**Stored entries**
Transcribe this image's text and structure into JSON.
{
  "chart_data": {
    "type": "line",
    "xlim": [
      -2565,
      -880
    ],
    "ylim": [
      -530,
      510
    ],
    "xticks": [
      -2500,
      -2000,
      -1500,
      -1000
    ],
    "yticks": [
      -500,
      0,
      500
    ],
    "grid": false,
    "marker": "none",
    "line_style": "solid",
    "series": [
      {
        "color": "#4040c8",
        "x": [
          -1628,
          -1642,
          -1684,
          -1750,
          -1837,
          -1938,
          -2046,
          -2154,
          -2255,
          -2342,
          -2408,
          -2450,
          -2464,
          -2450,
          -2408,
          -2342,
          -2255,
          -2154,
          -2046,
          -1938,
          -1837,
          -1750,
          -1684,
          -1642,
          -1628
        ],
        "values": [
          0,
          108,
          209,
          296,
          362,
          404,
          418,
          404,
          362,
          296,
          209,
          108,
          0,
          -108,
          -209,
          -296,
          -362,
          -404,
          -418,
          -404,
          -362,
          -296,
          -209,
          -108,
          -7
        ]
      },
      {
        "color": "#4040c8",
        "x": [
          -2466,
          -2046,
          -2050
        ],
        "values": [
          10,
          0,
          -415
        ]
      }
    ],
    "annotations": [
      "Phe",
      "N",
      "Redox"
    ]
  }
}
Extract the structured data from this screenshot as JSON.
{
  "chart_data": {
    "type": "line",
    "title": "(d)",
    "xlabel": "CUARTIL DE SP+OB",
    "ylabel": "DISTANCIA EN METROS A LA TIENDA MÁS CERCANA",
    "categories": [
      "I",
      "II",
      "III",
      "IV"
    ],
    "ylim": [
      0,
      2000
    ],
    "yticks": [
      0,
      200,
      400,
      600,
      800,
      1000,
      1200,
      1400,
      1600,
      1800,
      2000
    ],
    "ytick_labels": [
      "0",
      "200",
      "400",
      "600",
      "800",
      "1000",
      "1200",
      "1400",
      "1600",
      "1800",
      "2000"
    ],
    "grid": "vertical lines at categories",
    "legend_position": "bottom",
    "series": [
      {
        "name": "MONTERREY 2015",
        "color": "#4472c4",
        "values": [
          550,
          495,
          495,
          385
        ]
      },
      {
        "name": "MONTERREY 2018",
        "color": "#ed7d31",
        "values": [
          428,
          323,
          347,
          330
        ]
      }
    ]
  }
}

**Task objective**
Take the lines above and retype all of them exactly.

**Task answer**
Transcribe this image's text and structure into JSON.
{
  "chart_data": {
    "type": "line",
    "xlim": [
      -2565,
      -880
    ],
    "ylim": [
      -530,
      510
    ],
    "xticks": [
      -2500,
      -2000,
      -1500,
      -1000
    ],
    "yticks": [
      -500,
      0,
      500
    ],
    "grid": false,
    "marker": "none",
    "line_style": "solid",
    "series": [
      {
        "color": "#4040c8",
        "x": [
          -1628,
          -1642,
          -1684,
          -1750,
          -1837,
          -1938,
          -2046,
          -2154,
          -2255,
          -2342,
          -2408,
          -2450,
          -2464,
          -2450,
          -2408,
          -2342,
          -2255,
          -2154,
          -2046,
          -1938,
          -1837,
          -1750,
          -1684,
          -1642,
          -1628
        ],
        "values": [
          0,
          108,
          209,
          296,
          362,
          404,
          418,
          404,
          362,
          296,
          209,
          108,
          0,
          -108,
          -209,
          -296,
          -362,
          -404,
          -418,
          -404,
          -362,
          -296,
          -209,
          -108,
          -7
        ]
      },
      {
        "color": "#4040c8",
        "x": [
          -2466,
          -2046,
          -2050
        ],
        "values": [
          10,
          0,
          -415
        ]
      }
    ],
    "annotations": [
      "Phe",
      "N",
      "Redox"
    ]
  }
}
Extract the structured data from this screenshot as JSON.
{
  "chart_data": {
    "type": "line",
    "title": "(d)",
    "xlabel": "CUARTIL DE SP+OB",
    "ylabel": "DISTANCIA EN METROS A LA TIENDA MÁS CERCANA",
    "categories": [
      "I",
      "II",
      "III",
      "IV"
    ],
    "ylim": [
      0,
      2000
    ],
    "yticks": [
      0,
      200,
      400,
      600,
      800,
      1000,
      1200,
      1400,
      1600,
      1800,
      2000
    ],
    "ytick_labels": [
      "0",
      "200",
      "400",
      "600",
      "800",
      "1000",
      "1200",
      "1400",
      "1600",
      "1800",
      "2000"
    ],
    "grid": "vertical lines at categories",
    "legend_position": "bottom",
    "series": [
      {
        "name": "MONTERREY 2015",
        "color": "#4472c4",
        "values": [
          550,
          495,
          495,
          385
        ]
      },
      {
        "name": "MONTERREY 2018",
        "color": "#ed7d31",
        "values": [
          428,
          323,
          347,
          330
        ]
      }
    ]
  }
}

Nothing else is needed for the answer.